[Begin EXTRACTED MATERIAL]
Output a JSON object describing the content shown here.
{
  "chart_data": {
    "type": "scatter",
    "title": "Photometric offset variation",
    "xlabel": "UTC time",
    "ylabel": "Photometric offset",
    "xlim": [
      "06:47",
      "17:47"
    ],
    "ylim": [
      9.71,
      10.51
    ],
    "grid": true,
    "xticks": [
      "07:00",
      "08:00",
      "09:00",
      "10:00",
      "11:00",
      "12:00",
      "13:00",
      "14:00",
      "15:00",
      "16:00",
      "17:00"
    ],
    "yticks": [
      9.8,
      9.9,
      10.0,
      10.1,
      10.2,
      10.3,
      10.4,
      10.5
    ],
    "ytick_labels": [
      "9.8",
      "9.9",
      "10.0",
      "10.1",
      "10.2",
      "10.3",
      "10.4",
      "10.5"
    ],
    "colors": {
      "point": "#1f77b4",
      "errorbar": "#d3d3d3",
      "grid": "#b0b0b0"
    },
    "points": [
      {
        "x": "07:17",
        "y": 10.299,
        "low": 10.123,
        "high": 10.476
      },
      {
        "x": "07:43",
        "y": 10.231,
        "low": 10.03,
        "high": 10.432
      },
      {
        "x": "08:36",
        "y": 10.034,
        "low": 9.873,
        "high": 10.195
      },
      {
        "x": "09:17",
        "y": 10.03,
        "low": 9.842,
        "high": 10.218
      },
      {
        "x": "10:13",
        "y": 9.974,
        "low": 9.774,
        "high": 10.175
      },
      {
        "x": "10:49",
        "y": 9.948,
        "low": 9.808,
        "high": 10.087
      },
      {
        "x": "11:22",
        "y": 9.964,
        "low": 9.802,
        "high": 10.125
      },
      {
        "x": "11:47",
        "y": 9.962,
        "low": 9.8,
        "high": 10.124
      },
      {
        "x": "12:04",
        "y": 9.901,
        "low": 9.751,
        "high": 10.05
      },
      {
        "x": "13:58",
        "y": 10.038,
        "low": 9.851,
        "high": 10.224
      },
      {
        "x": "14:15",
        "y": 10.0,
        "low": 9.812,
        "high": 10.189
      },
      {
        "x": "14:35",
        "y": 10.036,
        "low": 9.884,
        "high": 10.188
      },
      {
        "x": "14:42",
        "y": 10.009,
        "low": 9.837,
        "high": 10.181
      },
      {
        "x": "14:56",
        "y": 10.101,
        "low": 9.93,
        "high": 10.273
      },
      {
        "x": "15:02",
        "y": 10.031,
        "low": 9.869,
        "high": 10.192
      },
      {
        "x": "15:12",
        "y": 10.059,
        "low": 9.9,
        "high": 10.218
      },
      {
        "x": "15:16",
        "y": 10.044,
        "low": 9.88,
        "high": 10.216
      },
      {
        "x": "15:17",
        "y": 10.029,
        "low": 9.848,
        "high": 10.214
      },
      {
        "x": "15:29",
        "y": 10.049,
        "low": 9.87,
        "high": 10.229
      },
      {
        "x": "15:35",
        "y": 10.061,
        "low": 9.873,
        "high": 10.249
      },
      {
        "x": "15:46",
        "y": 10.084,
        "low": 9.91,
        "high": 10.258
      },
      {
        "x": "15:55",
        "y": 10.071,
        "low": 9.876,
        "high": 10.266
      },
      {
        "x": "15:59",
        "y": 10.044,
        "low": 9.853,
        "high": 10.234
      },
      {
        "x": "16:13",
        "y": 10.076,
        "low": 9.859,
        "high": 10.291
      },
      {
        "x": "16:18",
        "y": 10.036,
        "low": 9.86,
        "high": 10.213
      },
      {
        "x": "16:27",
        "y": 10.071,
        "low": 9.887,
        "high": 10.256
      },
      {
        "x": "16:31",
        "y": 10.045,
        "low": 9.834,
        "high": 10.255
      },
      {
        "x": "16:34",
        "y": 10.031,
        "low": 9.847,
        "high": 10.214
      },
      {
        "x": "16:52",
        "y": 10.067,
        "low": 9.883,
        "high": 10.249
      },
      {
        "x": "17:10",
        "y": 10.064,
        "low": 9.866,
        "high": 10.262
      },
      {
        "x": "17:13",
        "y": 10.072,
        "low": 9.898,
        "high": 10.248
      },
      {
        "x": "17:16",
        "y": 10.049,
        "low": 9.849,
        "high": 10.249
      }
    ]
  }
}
[End EXTRACTED MATERIAL]
→ INSTRUCTION
Scan the data for the word "Photometric" and copy every line where it shows up.

→ RESPONSE TO THIS EXERCISE
    "title": "Photometric offset variation",
    "ylabel": "Photometric offset",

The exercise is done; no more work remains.